__Task goal__:
Return the entries below verbatim. Pictures stay out.

┌─ Information provided

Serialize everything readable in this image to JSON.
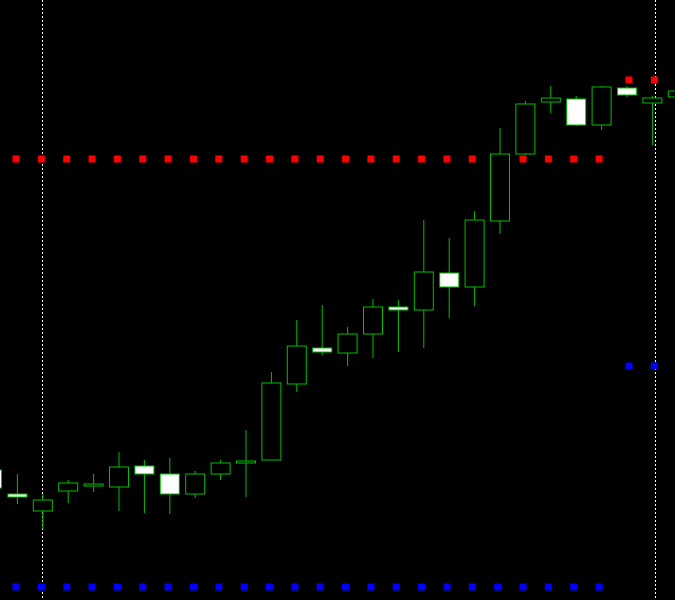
{
  "chart_data": {
    "type": "candlestick",
    "title": "",
    "xlabel": "",
    "ylabel": "",
    "background": "#000000",
    "colors": {
      "bull_body": "#000000",
      "bear_body": "#FFFFFF",
      "candle_outline": "#00C000",
      "wick": "#00C000",
      "resistance_dots": "#FF0000",
      "support_dots": "#0000FF",
      "vertical_separators": "#FFFFFF"
    },
    "grid": false,
    "legend": "none",
    "ylim": [
      0,
      600
    ],
    "candles": [
      {
        "open": 130,
        "close": 112,
        "high": 134,
        "low": 108
      },
      {
        "open": 106,
        "close": 103,
        "high": 126,
        "low": 96
      },
      {
        "open": 89,
        "close": 100,
        "high": 106,
        "low": 71
      },
      {
        "open": 109,
        "close": 117,
        "high": 120,
        "low": 97
      },
      {
        "open": 114,
        "close": 116,
        "high": 126,
        "low": 108
      },
      {
        "open": 113,
        "close": 133,
        "high": 148,
        "low": 89
      },
      {
        "open": 134,
        "close": 126,
        "high": 140,
        "low": 87
      },
      {
        "open": 126,
        "close": 106,
        "high": 142,
        "low": 86
      },
      {
        "open": 106,
        "close": 126,
        "high": 129,
        "low": 102
      },
      {
        "open": 126,
        "close": 137,
        "high": 140,
        "low": 120
      },
      {
        "open": 137,
        "close": 139,
        "high": 170,
        "low": 103
      },
      {
        "open": 140,
        "close": 217,
        "high": 228,
        "low": 140
      },
      {
        "open": 216,
        "close": 254,
        "high": 280,
        "low": 208
      },
      {
        "open": 252,
        "close": 248,
        "high": 295,
        "low": 245
      },
      {
        "open": 247,
        "close": 266,
        "high": 273,
        "low": 234
      },
      {
        "open": 266,
        "close": 293,
        "high": 301,
        "low": 242
      },
      {
        "open": 293,
        "close": 290,
        "high": 300,
        "low": 248
      },
      {
        "open": 290,
        "close": 328,
        "high": 380,
        "low": 252
      },
      {
        "open": 327,
        "close": 313,
        "high": 362,
        "low": 282
      },
      {
        "open": 313,
        "close": 380,
        "high": 389,
        "low": 294
      },
      {
        "open": 379,
        "close": 446,
        "high": 472,
        "low": 366
      },
      {
        "open": 446,
        "close": 496,
        "high": 499,
        "low": 445
      },
      {
        "open": 498,
        "close": 502,
        "high": 514,
        "low": 487
      },
      {
        "open": 501,
        "close": 475,
        "high": 504,
        "low": 474
      },
      {
        "open": 475,
        "close": 513,
        "high": 514,
        "low": 470
      },
      {
        "open": 512,
        "close": 505,
        "high": 514,
        "low": 503
      },
      {
        "open": 497,
        "close": 502,
        "high": 504,
        "low": 455
      },
      {
        "open": 503,
        "close": 509,
        "high": 512,
        "low": 500
      }
    ],
    "resistance_level": 441,
    "resistance_level_upper": 520,
    "support_level": 234,
    "support_level_lower": 13,
    "vertical_separators": [
      "left",
      "right"
    ]
  }
}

└─

__Reply to the exercise__:
Serialize everything readable in this image to JSON.
{
  "chart_data": {
    "type": "candlestick",
    "title": "",
    "xlabel": "",
    "ylabel": "",
    "background": "#000000",
    "colors": {
      "bull_body": "#000000",
      "bear_body": "#FFFFFF",
      "candle_outline": "#00C000",
      "wick": "#00C000",
      "resistance_dots": "#FF0000",
      "support_dots": "#0000FF",
      "vertical_separators": "#FFFFFF"
    },
    "grid": false,
    "legend": "none",
    "ylim": [
      0,
      600
    ],
    "candles": [
      {
        "open": 130,
        "close": 112,
        "high": 134,
        "low": 108
      },
      {
        "open": 106,
        "close": 103,
        "high": 126,
        "low": 96
      },
      {
        "open": 89,
        "close": 100,
        "high": 106,
        "low": 71
      },
      {
        "open": 109,
        "close": 117,
        "high": 120,
        "low": 97
      },
      {
        "open": 114,
        "close": 116,
        "high": 126,
        "low": 108
      },
      {
        "open": 113,
        "close": 133,
        "high": 148,
        "low": 89
      },
      {
        "open": 134,
        "close": 126,
        "high": 140,
        "low": 87
      },
      {
        "open": 126,
        "close": 106,
        "high": 142,
        "low": 86
      },
      {
        "open": 106,
        "close": 126,
        "high": 129,
        "low": 102
      },
      {
        "open": 126,
        "close": 137,
        "high": 140,
        "low": 120
      },
      {
        "open": 137,
        "close": 139,
        "high": 170,
        "low": 103
      },
      {
        "open": 140,
        "close": 217,
        "high": 228,
        "low": 140
      },
      {
        "open": 216,
        "close": 254,
        "high": 280,
        "low": 208
      },
      {
        "open": 252,
        "close": 248,
        "high": 295,
        "low": 245
      },
      {
        "open": 247,
        "close": 266,
        "high": 273,
        "low": 234
      },
      {
        "open": 266,
        "close": 293,
        "high": 301,
        "low": 242
      },
      {
        "open": 293,
        "close": 290,
        "high": 300,
        "low": 248
      },
      {
        "open": 290,
        "close": 328,
        "high": 380,
        "low": 252
      },
      {
        "open": 327,
        "close": 313,
        "high": 362,
        "low": 282
      },
      {
        "open": 313,
        "close": 380,
        "high": 389,
        "low": 294
      },
      {
        "open": 379,
        "close": 446,
        "high": 472,
        "low": 366
      },
      {
        "open": 446,
        "close": 496,
        "high": 499,
        "low": 445
      },
      {
        "open": 498,
        "close": 502,
        "high": 514,
        "low": 487
      },
      {
        "open": 501,
        "close": 475,
        "high": 504,
        "low": 474
      },
      {
        "open": 475,
        "close": 513,
        "high": 514,
        "low": 470
      },
      {
        "open": 512,
        "close": 505,
        "high": 514,
        "low": 503
      },
      {
        "open": 497,
        "close": 502,
        "high": 504,
        "low": 455
      },
      {
        "open": 503,
        "close": 509,
        "high": 512,
        "low": 500
      }
    ],
    "resistance_level": 441,
    "resistance_level_upper": 520,
    "support_level": 234,
    "support_level_lower": 13,
    "vertical_separators": [
      "left",
      "right"
    ]
  }
}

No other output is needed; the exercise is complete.